▸ Raw data

# # # #

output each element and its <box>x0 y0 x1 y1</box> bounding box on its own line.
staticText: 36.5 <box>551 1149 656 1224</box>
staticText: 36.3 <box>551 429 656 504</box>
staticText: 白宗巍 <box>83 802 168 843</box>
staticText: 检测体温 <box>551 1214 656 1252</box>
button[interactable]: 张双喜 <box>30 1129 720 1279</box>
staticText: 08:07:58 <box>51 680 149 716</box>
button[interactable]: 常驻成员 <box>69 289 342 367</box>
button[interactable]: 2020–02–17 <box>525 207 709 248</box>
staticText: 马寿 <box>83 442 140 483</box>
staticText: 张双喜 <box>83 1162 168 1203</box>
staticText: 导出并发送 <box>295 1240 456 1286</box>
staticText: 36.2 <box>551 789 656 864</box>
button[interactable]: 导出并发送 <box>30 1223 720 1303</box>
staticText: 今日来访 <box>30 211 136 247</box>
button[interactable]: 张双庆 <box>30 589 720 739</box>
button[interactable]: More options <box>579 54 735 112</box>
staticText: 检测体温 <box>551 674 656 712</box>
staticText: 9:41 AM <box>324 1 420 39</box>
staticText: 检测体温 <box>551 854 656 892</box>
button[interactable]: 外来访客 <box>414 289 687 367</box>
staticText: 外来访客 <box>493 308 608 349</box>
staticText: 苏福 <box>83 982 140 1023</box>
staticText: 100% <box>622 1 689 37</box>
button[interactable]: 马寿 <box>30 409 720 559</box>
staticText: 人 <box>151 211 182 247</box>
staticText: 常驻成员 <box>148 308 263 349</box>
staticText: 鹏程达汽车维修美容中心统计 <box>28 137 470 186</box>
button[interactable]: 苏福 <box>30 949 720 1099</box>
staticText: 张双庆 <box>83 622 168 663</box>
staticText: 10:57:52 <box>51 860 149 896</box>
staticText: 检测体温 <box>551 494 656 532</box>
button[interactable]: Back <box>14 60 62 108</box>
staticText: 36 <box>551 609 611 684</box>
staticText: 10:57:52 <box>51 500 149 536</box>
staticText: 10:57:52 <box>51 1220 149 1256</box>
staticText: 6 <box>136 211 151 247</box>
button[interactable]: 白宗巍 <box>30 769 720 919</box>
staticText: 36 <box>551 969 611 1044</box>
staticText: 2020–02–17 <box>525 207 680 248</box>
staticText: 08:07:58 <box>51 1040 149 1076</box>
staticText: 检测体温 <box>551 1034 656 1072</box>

# # # #

▸ Problem requirements
Update the items from their first line through the line containing "staticText: 36.2 <box>551 789 656 864</box>", both ends included: write those lines out again with "检测体温" changed to "测量体温" and nothing else altered.

▸ The completed task
output each element and its <box>x0 y0 x1 y1</box> bounding box on its own line.
staticText: 36.5 <box>551 1149 656 1224</box>
staticText: 36.3 <box>551 429 656 504</box>
staticText: 白宗巍 <box>83 802 168 843</box>
staticText: 测量体温 <box>551 1214 656 1252</box>
button[interactable]: 张双喜 <box>30 1129 720 1279</box>
staticText: 08:07:58 <box>51 680 149 716</box>
button[interactable]: 常驻成员 <box>69 289 342 367</box>
button[interactable]: 2020–02–17 <box>525 207 709 248</box>
staticText: 马寿 <box>83 442 140 483</box>
staticText: 张双喜 <box>83 1162 168 1203</box>
staticText: 导出并发送 <box>295 1240 456 1286</box>
staticText: 36.2 <box>551 789 656 864</box>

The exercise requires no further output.